## [STATED PROBLEM]
Please retype the data in full and exactly; the pictures are not part of the copy.

## [RECORDS PROVIDED]

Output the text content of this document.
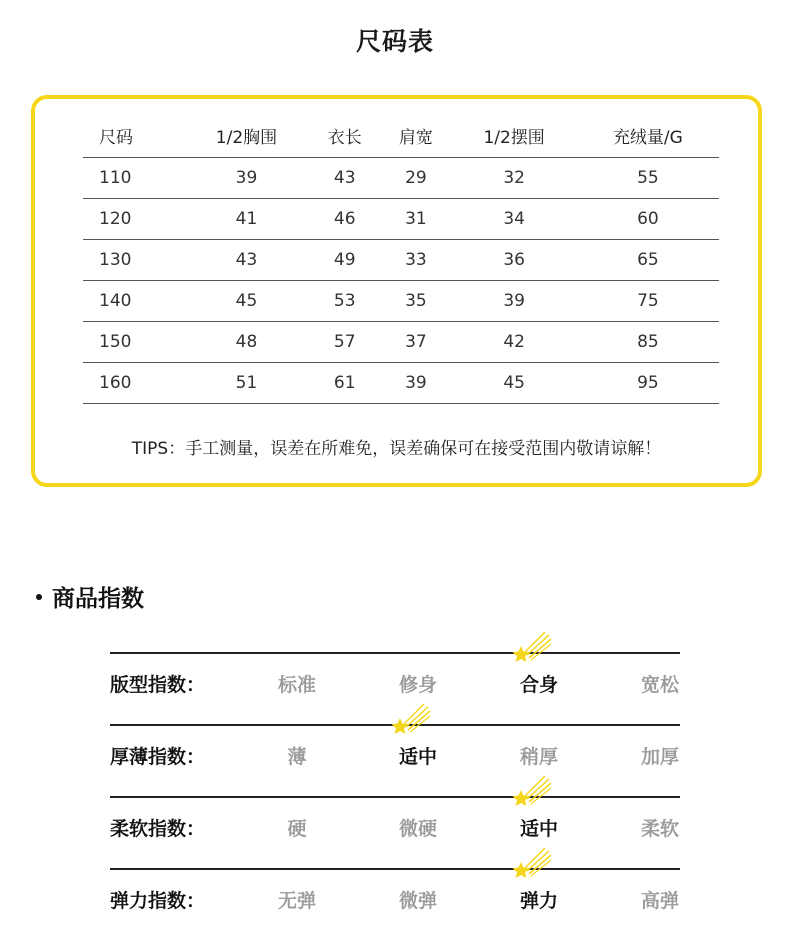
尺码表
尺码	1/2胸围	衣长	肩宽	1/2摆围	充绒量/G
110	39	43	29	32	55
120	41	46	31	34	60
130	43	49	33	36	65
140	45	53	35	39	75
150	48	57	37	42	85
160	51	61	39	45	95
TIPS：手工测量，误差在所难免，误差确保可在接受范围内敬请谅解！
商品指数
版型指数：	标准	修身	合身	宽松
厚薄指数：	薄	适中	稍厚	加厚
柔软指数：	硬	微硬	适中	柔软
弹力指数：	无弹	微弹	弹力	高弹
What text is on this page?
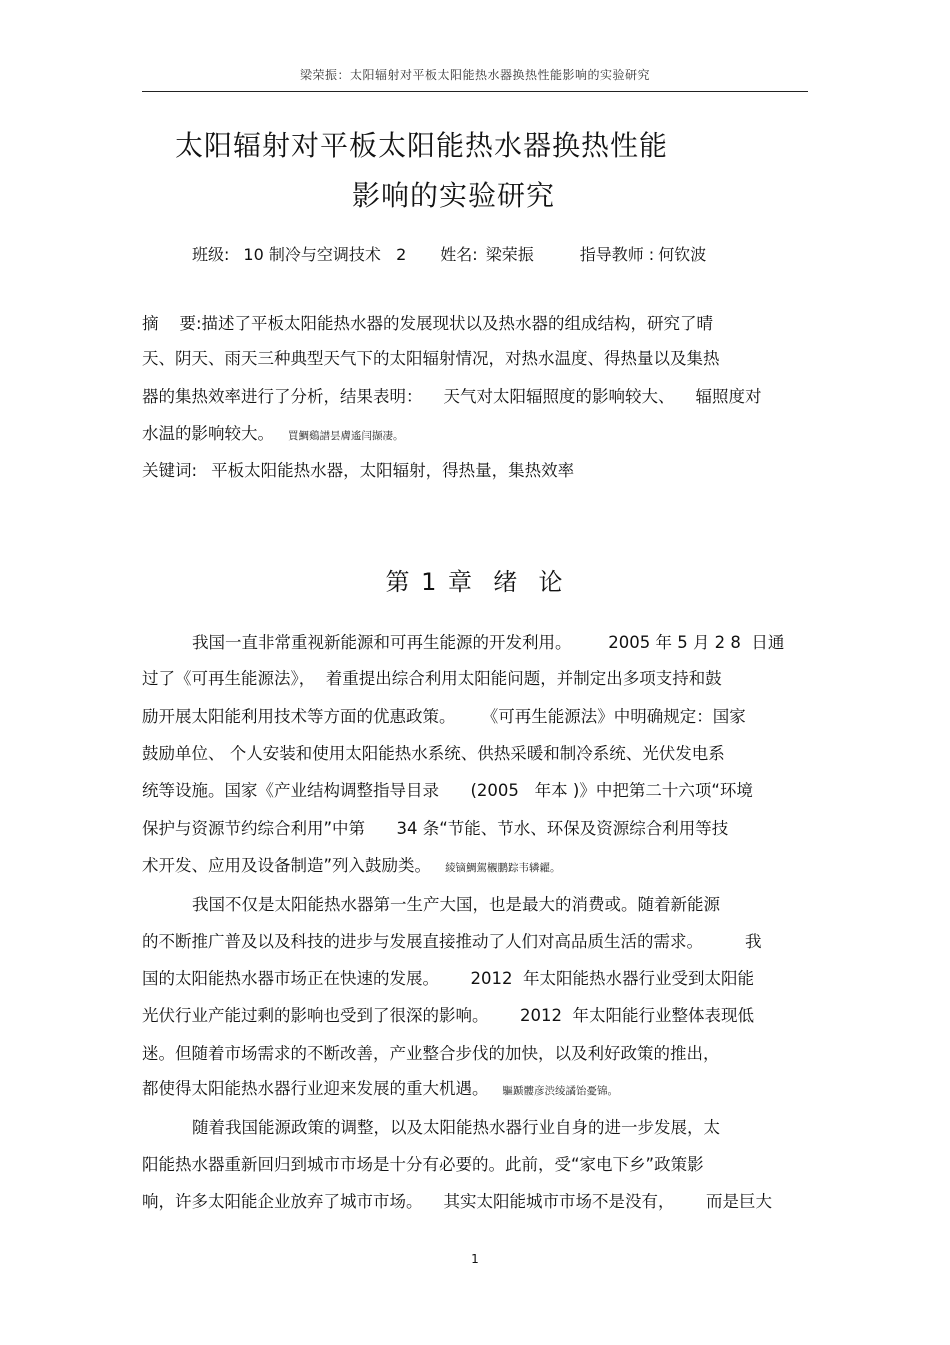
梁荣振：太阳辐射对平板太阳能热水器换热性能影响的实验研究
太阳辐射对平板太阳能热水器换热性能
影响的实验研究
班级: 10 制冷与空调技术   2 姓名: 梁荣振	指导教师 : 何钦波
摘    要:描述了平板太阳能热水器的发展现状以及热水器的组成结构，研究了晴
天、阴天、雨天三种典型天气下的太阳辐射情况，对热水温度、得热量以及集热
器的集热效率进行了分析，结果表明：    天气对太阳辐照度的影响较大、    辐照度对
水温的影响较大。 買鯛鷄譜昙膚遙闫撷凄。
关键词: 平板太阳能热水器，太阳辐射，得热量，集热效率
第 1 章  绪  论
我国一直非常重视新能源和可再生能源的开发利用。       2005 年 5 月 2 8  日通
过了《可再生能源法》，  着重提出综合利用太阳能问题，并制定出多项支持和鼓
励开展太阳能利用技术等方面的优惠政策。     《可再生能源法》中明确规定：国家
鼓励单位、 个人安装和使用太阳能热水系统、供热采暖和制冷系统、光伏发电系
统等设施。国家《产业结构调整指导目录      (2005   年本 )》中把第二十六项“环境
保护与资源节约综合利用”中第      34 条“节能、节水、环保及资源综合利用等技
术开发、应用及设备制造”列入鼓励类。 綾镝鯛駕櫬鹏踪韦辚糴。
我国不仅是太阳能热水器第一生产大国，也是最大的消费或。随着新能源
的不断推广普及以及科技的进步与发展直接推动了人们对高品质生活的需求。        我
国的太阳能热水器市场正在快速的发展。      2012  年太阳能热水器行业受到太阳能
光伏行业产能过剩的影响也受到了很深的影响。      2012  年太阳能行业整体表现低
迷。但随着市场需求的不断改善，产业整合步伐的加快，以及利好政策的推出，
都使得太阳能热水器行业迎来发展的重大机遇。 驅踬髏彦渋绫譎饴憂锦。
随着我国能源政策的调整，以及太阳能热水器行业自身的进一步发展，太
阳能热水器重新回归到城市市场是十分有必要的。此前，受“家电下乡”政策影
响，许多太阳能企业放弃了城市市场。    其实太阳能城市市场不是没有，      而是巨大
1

## [ANSWER FOR THIS EXERCISE]
Output the text content of this document.
尺码表
尺码	1/2胸围	衣长	肩宽	1/2摆围	充绒量/G
110	39	43	29	32	55
120	41	46	31	34	60
130	43	49	33	36	65
140	45	53	35	39	75
150	48	57	37	42	85
160	51	61	39	45	95
TIPS：手工测量，误差在所难免，误差确保可在接受范围内敬请谅解！
商品指数
版型指数：	标准	修身	合身	宽松
厚薄指数：	薄	适中	稍厚	加厚
柔软指数：	硬	微硬	适中	柔软
弹力指数：	无弹	微弹	弹力	高弹
What text is on this page?
梁荣振：太阳辐射对平板太阳能热水器换热性能影响的实验研究
太阳辐射对平板太阳能热水器换热性能
影响的实验研究
班级: 10 制冷与空调技术   2 姓名: 梁荣振	指导教师 : 何钦波
摘    要:描述了平板太阳能热水器的发展现状以及热水器的组成结构，研究了晴
天、阴天、雨天三种典型天气下的太阳辐射情况，对热水温度、得热量以及集热
器的集热效率进行了分析，结果表明：    天气对太阳辐照度的影响较大、    辐照度对
水温的影响较大。 買鯛鷄譜昙膚遙闫撷凄。
关键词: 平板太阳能热水器，太阳辐射，得热量，集热效率
第 1 章  绪  论
我国一直非常重视新能源和可再生能源的开发利用。       2005 年 5 月 2 8  日通
过了《可再生能源法》，  着重提出综合利用太阳能问题，并制定出多项支持和鼓
励开展太阳能利用技术等方面的优惠政策。     《可再生能源法》中明确规定：国家
鼓励单位、 个人安装和使用太阳能热水系统、供热采暖和制冷系统、光伏发电系
统等设施。国家《产业结构调整指导目录      (2005   年本 )》中把第二十六项“环境
保护与资源节约综合利用”中第      34 条“节能、节水、环保及资源综合利用等技
术开发、应用及设备制造”列入鼓励类。 綾镝鯛駕櫬鹏踪韦辚糴。
我国不仅是太阳能热水器第一生产大国，也是最大的消费或。随着新能源
的不断推广普及以及科技的进步与发展直接推动了人们对高品质生活的需求。        我
国的太阳能热水器市场正在快速的发展。      2012  年太阳能热水器行业受到太阳能
光伏行业产能过剩的影响也受到了很深的影响。      2012  年太阳能行业整体表现低
迷。但随着市场需求的不断改善，产业整合步伐的加快，以及利好政策的推出，
都使得太阳能热水器行业迎来发展的重大机遇。 驅踬髏彦渋绫譎饴憂锦。
随着我国能源政策的调整，以及太阳能热水器行业自身的进一步发展，太
阳能热水器重新回归到城市市场是十分有必要的。此前，受“家电下乡”政策影
响，许多太阳能企业放弃了城市市场。    其实太阳能城市市场不是没有，      而是巨大
1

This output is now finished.